SUPPLIED RECORDS:
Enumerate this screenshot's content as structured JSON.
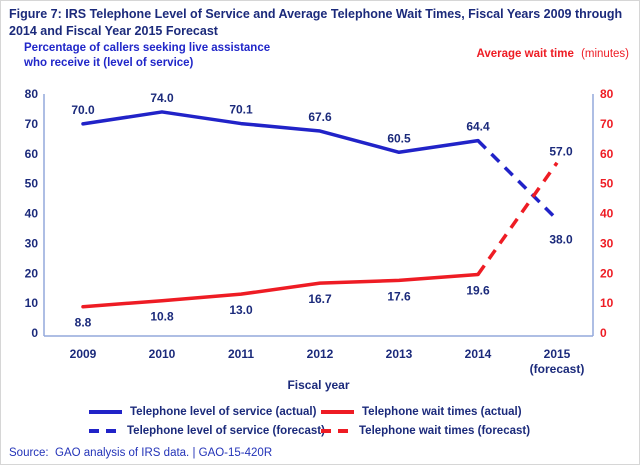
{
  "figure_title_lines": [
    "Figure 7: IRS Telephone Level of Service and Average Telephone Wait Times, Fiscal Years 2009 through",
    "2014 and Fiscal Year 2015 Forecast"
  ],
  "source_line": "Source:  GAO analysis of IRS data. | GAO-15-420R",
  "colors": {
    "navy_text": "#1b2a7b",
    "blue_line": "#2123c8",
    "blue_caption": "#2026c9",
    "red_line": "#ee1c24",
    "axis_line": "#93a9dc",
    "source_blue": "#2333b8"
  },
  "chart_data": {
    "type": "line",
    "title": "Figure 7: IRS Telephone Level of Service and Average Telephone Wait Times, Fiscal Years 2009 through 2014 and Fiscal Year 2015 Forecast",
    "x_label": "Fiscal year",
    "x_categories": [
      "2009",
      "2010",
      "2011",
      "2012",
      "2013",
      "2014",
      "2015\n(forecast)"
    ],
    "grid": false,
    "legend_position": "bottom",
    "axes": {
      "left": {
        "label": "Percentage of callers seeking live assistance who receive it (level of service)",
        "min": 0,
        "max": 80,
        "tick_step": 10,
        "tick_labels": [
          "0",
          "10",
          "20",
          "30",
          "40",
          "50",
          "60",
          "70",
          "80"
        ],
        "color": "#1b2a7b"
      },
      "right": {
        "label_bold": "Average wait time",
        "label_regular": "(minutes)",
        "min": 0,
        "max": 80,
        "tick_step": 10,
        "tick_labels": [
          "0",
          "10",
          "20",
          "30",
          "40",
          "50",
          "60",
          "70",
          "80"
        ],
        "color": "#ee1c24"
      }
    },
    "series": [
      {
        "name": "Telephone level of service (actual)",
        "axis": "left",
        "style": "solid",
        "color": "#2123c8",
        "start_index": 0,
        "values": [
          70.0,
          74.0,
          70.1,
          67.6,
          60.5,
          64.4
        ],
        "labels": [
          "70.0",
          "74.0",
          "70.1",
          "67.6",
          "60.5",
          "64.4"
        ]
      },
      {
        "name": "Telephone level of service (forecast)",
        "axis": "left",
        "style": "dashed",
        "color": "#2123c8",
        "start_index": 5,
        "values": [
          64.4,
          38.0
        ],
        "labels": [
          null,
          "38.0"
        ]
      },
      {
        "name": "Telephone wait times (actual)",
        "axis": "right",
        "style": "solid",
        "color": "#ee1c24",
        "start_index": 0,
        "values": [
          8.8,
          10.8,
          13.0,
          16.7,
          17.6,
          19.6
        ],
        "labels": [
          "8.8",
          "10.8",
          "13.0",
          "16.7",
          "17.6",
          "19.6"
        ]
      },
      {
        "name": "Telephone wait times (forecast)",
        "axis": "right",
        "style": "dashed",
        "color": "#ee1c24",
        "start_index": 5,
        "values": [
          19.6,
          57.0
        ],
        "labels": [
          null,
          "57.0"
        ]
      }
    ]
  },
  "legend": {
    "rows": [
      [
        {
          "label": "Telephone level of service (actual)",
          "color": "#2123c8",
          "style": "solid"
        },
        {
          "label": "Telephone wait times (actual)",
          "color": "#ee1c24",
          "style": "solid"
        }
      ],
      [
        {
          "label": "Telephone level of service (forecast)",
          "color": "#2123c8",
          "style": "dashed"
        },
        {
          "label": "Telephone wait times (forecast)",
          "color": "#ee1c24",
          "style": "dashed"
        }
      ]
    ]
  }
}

GIVEN INSTRUCTION: Pick out each line above that includes "Telephone" and show it.

OUTPUT BELOW:
    "Figure 7: IRS Telephone Level of Service and Average Telephone Wait Times, Fiscal Years 2009 through",
    "title": "Figure 7: IRS Telephone Level of Service and Average Telephone Wait Times, Fiscal Years 2009 through 2014 and Fiscal Year 2015 Forecast",
        "name": "Telephone level of service (actual)",
        "name": "Telephone level of service (forecast)",
        "name": "Telephone wait times (actual)",
        "name": "Telephone wait times (forecast)",
          "label": "Telephone level of service (actual)",
          "label": "Telephone wait times (actual)",
          "label": "Telephone level of service (forecast)",
          "label": "Telephone wait times (forecast)",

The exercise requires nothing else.